*TASK REQUIREMENTS*. Locate the line containing "What data populates" in the material below. Copy that line and all following lines through the end exactly, omitting any pictures.
• • • • •
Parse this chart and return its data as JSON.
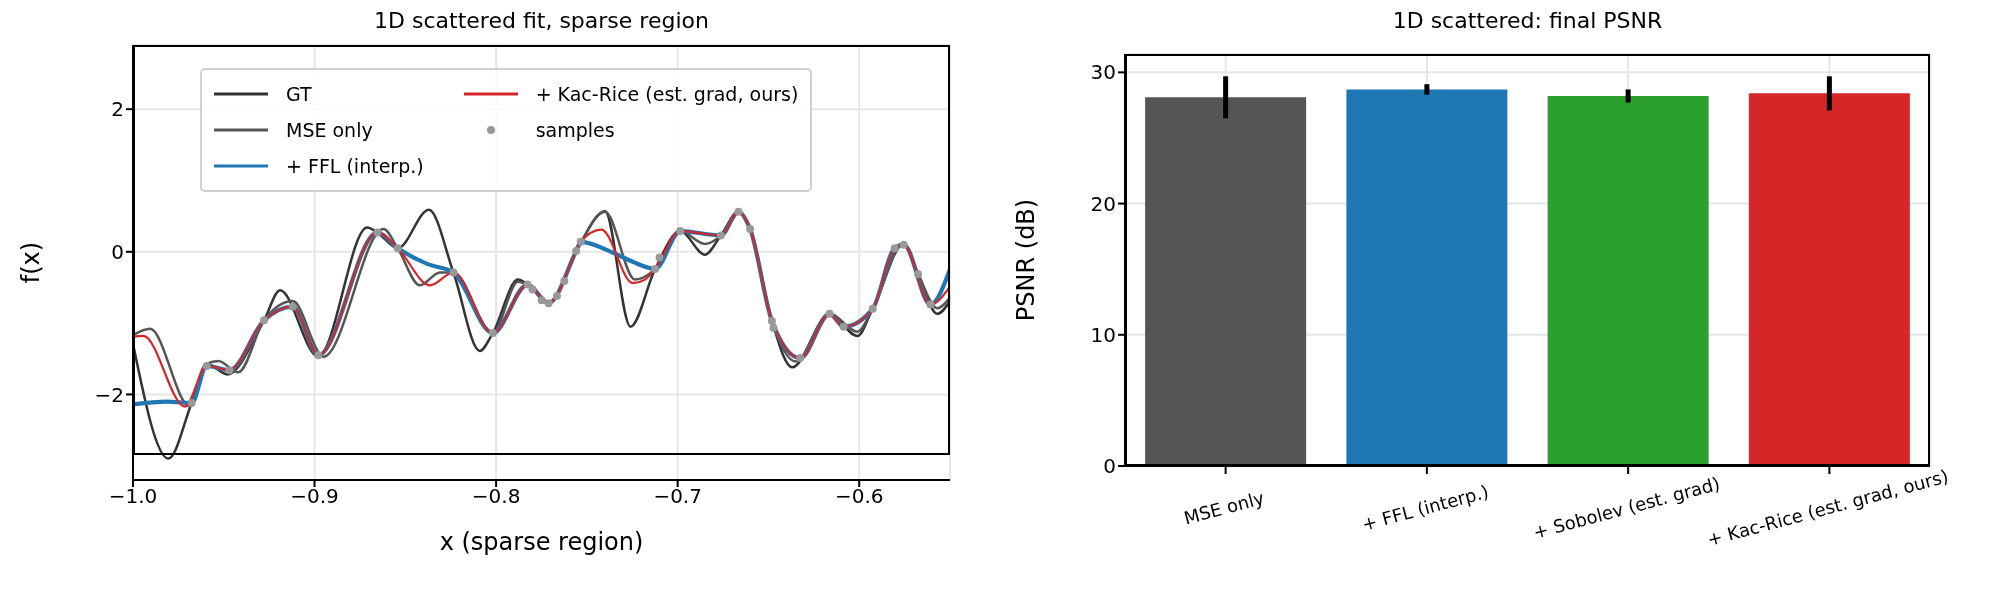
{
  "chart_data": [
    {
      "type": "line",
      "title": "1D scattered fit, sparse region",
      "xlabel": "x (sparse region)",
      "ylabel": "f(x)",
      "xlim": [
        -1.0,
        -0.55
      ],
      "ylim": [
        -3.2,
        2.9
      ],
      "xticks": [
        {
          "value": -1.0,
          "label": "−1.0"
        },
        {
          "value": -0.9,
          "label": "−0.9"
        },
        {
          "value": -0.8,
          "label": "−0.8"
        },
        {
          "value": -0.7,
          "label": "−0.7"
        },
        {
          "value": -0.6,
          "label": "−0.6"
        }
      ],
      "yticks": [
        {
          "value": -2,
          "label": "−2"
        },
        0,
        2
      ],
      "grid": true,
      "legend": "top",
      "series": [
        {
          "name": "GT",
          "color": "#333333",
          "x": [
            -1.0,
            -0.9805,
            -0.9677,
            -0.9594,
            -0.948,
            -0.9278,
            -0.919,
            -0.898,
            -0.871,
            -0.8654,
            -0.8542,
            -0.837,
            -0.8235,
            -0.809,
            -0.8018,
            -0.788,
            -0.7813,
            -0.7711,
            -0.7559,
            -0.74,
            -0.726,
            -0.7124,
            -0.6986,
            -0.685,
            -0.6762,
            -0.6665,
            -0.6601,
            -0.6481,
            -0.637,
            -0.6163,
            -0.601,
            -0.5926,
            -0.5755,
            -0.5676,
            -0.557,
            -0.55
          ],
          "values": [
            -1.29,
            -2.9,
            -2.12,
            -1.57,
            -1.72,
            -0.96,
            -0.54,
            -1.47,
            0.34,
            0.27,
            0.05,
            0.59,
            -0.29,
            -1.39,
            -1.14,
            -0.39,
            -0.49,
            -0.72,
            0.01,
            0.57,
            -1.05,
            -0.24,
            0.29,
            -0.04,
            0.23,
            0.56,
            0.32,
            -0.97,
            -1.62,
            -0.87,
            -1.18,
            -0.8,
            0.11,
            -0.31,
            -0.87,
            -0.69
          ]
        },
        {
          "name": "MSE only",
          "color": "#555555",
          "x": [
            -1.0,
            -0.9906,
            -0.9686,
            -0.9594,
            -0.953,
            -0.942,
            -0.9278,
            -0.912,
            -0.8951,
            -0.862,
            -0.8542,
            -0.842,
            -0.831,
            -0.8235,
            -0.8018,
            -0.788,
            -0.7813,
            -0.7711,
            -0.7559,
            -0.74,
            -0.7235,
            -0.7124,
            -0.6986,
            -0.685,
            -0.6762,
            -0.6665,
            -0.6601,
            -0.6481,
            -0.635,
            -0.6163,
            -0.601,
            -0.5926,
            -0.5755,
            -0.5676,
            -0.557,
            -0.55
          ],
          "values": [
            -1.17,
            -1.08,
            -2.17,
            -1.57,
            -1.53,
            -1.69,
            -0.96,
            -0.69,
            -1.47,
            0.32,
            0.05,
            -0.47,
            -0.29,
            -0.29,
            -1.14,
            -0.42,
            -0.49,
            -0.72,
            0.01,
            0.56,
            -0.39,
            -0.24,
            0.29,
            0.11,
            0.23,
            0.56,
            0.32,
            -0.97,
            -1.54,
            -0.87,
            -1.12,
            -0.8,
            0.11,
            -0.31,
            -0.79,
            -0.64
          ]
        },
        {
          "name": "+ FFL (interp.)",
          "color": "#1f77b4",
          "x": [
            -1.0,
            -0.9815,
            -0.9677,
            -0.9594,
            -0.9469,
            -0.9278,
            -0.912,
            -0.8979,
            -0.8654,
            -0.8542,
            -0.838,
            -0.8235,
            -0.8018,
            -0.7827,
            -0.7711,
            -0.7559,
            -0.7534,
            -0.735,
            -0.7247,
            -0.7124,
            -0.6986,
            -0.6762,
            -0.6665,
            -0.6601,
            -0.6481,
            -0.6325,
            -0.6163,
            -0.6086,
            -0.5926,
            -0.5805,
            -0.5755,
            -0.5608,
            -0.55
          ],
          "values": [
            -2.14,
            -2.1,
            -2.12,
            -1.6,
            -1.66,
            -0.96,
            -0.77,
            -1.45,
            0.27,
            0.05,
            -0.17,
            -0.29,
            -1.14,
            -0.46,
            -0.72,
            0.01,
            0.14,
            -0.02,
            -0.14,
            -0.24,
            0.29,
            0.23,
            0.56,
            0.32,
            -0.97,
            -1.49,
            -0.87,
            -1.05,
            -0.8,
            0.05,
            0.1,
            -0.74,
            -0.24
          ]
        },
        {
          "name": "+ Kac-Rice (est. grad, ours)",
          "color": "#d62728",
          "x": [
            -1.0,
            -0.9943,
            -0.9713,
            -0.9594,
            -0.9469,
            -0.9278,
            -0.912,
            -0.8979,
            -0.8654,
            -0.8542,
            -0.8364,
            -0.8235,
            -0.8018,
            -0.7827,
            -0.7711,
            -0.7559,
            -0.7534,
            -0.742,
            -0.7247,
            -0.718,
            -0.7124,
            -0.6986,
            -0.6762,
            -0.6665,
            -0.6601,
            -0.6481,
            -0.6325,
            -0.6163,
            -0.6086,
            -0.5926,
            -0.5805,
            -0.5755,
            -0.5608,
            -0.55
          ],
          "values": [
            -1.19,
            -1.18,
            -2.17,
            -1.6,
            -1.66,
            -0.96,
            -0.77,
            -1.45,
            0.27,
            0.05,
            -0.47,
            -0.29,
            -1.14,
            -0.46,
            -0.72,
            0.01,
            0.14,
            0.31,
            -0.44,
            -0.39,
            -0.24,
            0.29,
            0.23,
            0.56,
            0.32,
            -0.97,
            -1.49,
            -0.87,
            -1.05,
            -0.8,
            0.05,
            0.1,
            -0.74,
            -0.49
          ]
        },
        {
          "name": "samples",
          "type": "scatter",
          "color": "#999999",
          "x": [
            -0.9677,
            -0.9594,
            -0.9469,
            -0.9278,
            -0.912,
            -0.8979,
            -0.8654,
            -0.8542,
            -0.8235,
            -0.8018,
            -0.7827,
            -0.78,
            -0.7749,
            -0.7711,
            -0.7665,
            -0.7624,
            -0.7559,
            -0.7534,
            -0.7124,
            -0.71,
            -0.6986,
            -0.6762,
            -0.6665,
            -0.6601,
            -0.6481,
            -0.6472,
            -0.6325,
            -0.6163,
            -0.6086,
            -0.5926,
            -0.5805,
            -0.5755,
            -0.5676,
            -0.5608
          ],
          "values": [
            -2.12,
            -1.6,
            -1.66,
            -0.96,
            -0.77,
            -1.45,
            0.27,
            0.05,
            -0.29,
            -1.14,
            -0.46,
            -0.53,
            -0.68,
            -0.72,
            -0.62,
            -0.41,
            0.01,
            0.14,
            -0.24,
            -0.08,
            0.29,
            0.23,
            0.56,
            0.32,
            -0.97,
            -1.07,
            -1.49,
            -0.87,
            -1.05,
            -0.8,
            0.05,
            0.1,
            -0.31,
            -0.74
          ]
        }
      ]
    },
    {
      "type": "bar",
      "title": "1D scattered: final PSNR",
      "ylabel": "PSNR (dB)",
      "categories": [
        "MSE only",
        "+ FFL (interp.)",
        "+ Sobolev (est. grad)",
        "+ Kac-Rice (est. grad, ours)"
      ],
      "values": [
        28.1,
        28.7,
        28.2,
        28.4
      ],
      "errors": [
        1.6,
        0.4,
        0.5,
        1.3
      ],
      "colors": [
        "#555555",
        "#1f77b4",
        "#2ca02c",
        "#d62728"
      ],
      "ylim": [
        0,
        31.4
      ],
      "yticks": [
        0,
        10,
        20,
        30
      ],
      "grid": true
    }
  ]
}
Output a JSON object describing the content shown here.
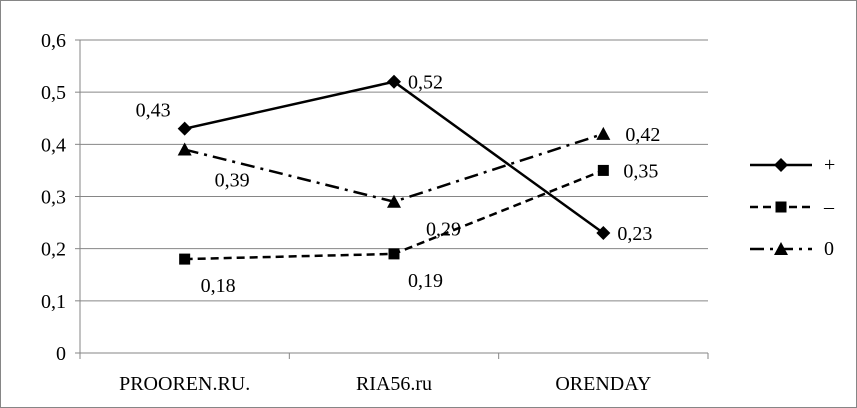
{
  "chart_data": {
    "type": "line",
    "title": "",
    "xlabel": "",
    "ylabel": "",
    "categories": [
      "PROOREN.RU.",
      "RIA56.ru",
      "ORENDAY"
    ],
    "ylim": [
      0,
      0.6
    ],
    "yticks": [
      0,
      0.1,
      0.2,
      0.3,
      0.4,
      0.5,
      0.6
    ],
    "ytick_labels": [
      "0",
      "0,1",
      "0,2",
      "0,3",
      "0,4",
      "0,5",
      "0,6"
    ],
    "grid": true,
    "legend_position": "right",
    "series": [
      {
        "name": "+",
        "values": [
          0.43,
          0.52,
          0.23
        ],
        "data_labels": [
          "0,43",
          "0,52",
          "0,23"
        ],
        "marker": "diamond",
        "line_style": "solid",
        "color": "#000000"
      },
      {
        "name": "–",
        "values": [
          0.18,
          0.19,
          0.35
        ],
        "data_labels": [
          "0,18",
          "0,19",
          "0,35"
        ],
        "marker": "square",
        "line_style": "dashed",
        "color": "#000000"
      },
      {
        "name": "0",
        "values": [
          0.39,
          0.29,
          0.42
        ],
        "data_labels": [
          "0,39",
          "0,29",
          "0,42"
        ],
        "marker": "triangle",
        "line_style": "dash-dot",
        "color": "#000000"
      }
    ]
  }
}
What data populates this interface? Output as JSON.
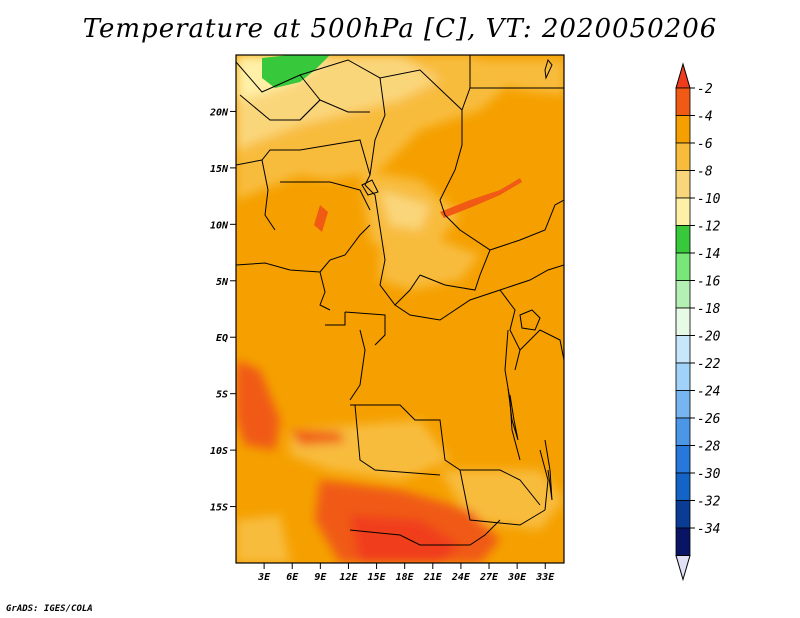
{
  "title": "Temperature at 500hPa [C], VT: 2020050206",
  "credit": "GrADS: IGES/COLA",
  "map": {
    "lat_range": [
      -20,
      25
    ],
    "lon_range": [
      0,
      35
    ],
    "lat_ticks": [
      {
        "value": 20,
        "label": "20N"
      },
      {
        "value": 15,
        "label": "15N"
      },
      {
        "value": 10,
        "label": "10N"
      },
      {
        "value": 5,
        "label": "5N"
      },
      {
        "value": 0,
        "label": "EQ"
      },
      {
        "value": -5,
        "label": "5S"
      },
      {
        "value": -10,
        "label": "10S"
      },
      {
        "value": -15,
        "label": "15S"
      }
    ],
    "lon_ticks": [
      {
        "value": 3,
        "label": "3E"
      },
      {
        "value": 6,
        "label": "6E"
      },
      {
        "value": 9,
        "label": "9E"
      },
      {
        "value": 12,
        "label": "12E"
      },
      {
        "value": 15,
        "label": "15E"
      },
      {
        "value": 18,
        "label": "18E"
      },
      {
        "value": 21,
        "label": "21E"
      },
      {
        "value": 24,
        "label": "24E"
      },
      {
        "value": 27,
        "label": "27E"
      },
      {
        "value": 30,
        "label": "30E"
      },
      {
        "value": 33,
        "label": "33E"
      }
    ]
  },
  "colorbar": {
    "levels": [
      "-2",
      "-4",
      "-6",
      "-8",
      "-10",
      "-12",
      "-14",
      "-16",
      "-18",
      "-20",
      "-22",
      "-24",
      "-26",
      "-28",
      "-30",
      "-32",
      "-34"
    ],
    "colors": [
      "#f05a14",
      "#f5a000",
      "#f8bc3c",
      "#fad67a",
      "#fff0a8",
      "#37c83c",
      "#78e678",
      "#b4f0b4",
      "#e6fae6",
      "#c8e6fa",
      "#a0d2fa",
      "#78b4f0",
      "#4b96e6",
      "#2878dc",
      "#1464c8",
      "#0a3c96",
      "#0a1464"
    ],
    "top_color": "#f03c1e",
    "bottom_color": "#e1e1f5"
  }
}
• • • • •
*THE RESPONSE*.
What data populates this interface? Output as JSON.
{
  "title": "Temperature at 500hPa [C], VT: 2020050206",
  "credit": "GrADS: IGES/COLA",
  "map": {
    "lat_range": [
      -20,
      25
    ],
    "lon_range": [
      0,
      35
    ],
    "lat_ticks": [
      {
        "value": 20,
        "label": "20N"
      },
      {
        "value": 15,
        "label": "15N"
      },
      {
        "value": 10,
        "label": "10N"
      },
      {
        "value": 5,
        "label": "5N"
      },
      {
        "value": 0,
        "label": "EQ"
      },
      {
        "value": -5,
        "label": "5S"
      },
      {
        "value": -10,
        "label": "10S"
      },
      {
        "value": -15,
        "label": "15S"
      }
    ],
    "lon_ticks": [
      {
        "value": 3,
        "label": "3E"
      },
      {
        "value": 6,
        "label": "6E"
      },
      {
        "value": 9,
        "label": "9E"
      },
      {
        "value": 12,
        "label": "12E"
      },
      {
        "value": 15,
        "label": "15E"
      },
      {
        "value": 18,
        "label": "18E"
      },
      {
        "value": 21,
        "label": "21E"
      },
      {
        "value": 24,
        "label": "24E"
      },
      {
        "value": 27,
        "label": "27E"
      },
      {
        "value": 30,
        "label": "30E"
      },
      {
        "value": 33,
        "label": "33E"
      }
    ]
  },
  "colorbar": {
    "levels": [
      "-2",
      "-4",
      "-6",
      "-8",
      "-10",
      "-12",
      "-14",
      "-16",
      "-18",
      "-20",
      "-22",
      "-24",
      "-26",
      "-28",
      "-30",
      "-32",
      "-34"
    ],
    "colors": [
      "#f05a14",
      "#f5a000",
      "#f8bc3c",
      "#fad67a",
      "#fff0a8",
      "#37c83c",
      "#78e678",
      "#b4f0b4",
      "#e6fae6",
      "#c8e6fa",
      "#a0d2fa",
      "#78b4f0",
      "#4b96e6",
      "#2878dc",
      "#1464c8",
      "#0a3c96",
      "#0a1464"
    ],
    "top_color": "#f03c1e",
    "bottom_color": "#e1e1f5"
  }
}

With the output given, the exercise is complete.